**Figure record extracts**
--------

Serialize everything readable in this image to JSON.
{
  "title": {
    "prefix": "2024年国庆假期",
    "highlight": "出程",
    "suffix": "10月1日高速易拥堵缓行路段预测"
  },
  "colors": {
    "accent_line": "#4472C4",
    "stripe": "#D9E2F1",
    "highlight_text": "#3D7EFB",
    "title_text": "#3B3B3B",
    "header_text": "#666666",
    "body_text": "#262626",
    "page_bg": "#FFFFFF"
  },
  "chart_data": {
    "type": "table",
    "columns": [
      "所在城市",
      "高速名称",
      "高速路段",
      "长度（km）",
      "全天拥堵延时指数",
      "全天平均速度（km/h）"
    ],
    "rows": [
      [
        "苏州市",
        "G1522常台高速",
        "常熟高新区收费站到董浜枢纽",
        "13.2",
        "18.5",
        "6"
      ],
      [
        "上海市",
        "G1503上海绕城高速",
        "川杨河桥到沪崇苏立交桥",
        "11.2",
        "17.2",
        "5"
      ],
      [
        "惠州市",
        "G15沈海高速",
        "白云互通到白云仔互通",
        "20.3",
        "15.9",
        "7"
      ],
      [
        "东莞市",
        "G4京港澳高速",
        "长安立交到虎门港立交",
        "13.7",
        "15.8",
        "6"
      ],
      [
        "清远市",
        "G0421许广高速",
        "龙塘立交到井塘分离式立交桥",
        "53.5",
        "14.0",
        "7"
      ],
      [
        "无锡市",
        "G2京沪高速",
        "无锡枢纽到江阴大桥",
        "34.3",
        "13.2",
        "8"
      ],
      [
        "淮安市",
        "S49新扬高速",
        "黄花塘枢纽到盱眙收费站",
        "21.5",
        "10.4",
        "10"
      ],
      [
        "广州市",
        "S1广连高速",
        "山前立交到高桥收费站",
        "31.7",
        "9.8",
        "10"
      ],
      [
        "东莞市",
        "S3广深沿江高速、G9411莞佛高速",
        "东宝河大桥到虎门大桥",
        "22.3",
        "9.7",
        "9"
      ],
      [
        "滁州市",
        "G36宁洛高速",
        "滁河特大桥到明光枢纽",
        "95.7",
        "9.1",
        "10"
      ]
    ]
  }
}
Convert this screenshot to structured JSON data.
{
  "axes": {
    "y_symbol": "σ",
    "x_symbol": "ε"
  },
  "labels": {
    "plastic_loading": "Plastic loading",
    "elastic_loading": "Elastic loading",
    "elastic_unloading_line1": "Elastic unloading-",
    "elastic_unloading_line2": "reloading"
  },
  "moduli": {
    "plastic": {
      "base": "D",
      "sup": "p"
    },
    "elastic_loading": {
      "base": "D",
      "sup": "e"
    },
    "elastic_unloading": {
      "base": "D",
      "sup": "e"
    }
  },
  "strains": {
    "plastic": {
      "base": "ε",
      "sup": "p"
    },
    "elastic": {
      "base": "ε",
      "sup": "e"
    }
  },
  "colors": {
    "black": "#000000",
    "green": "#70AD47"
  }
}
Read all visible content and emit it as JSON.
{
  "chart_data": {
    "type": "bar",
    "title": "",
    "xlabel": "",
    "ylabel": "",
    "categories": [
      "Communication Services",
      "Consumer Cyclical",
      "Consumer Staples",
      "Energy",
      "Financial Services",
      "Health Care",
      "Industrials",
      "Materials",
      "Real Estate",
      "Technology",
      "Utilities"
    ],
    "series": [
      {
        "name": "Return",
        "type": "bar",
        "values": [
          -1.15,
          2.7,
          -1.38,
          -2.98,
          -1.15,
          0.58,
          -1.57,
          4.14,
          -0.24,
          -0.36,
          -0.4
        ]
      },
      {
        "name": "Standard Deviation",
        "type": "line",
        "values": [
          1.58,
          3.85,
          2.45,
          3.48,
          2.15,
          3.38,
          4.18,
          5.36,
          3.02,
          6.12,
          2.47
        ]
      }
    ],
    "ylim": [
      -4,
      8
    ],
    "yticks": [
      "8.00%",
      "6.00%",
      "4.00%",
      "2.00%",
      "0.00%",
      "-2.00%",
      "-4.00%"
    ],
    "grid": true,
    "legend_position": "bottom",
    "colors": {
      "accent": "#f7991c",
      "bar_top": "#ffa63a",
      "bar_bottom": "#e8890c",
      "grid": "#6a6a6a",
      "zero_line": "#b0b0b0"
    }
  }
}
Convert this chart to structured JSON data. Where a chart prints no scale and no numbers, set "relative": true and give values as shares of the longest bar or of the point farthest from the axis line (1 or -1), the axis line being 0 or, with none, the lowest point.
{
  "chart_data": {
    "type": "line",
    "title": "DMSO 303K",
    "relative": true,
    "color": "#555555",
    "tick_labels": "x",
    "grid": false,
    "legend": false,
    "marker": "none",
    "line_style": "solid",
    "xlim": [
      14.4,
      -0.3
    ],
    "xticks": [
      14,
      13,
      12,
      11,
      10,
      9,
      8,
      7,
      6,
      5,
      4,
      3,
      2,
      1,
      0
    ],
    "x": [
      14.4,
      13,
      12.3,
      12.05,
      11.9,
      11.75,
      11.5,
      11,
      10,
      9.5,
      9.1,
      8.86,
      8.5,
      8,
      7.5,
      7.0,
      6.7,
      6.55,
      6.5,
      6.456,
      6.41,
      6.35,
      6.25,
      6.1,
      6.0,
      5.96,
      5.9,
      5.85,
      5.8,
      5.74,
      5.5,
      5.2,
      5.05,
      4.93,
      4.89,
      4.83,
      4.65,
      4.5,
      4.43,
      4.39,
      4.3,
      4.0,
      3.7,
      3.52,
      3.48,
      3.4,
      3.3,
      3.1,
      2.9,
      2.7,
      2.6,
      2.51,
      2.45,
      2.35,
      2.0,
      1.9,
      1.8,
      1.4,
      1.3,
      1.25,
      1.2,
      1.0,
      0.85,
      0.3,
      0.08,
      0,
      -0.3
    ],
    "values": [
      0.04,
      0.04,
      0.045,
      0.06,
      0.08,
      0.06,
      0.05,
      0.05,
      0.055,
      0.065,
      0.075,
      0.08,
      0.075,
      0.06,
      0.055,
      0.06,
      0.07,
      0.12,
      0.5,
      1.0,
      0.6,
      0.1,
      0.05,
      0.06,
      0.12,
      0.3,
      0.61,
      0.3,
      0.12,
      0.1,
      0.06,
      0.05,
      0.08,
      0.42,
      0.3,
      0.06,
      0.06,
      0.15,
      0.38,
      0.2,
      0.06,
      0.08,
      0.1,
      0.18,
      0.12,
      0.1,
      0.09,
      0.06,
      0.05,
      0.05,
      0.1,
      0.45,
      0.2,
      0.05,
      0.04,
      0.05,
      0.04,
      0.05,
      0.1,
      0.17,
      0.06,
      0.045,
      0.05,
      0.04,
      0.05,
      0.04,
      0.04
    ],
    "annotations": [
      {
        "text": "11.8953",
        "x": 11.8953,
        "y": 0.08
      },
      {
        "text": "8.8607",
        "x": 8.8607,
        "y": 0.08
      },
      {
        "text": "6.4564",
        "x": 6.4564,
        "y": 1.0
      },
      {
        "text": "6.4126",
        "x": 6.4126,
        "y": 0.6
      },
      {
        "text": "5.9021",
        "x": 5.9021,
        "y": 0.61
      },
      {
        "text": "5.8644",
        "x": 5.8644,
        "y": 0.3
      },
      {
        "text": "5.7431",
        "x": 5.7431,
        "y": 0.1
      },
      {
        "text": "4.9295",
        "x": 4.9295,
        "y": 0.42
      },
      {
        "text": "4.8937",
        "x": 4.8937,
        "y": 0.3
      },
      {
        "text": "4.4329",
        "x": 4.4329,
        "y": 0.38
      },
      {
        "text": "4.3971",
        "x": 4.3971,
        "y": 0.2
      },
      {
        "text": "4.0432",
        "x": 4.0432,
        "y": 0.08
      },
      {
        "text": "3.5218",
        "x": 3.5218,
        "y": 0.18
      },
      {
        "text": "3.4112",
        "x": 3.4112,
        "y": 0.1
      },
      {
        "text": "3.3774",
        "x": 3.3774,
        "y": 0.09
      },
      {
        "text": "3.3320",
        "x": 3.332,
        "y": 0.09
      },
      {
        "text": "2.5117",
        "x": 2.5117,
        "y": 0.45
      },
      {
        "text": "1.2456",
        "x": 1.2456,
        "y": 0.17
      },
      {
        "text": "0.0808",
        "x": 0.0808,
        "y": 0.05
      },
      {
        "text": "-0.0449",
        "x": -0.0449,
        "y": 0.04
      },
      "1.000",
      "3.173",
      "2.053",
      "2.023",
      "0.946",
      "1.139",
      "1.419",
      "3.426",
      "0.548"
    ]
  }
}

--------

**TASK TO COMPLETE**
Copy every line above in which the string "none" shows up.

**COMPLETED TASK**
Convert this chart to structured JSON data. Where a chart prints no scale and no numbers, set "relative": true and give values as shares of the longest bar or of the point farthest from the axis line (1 or -1), the axis line being 0 or, with none, the lowest point.
    "marker": "none",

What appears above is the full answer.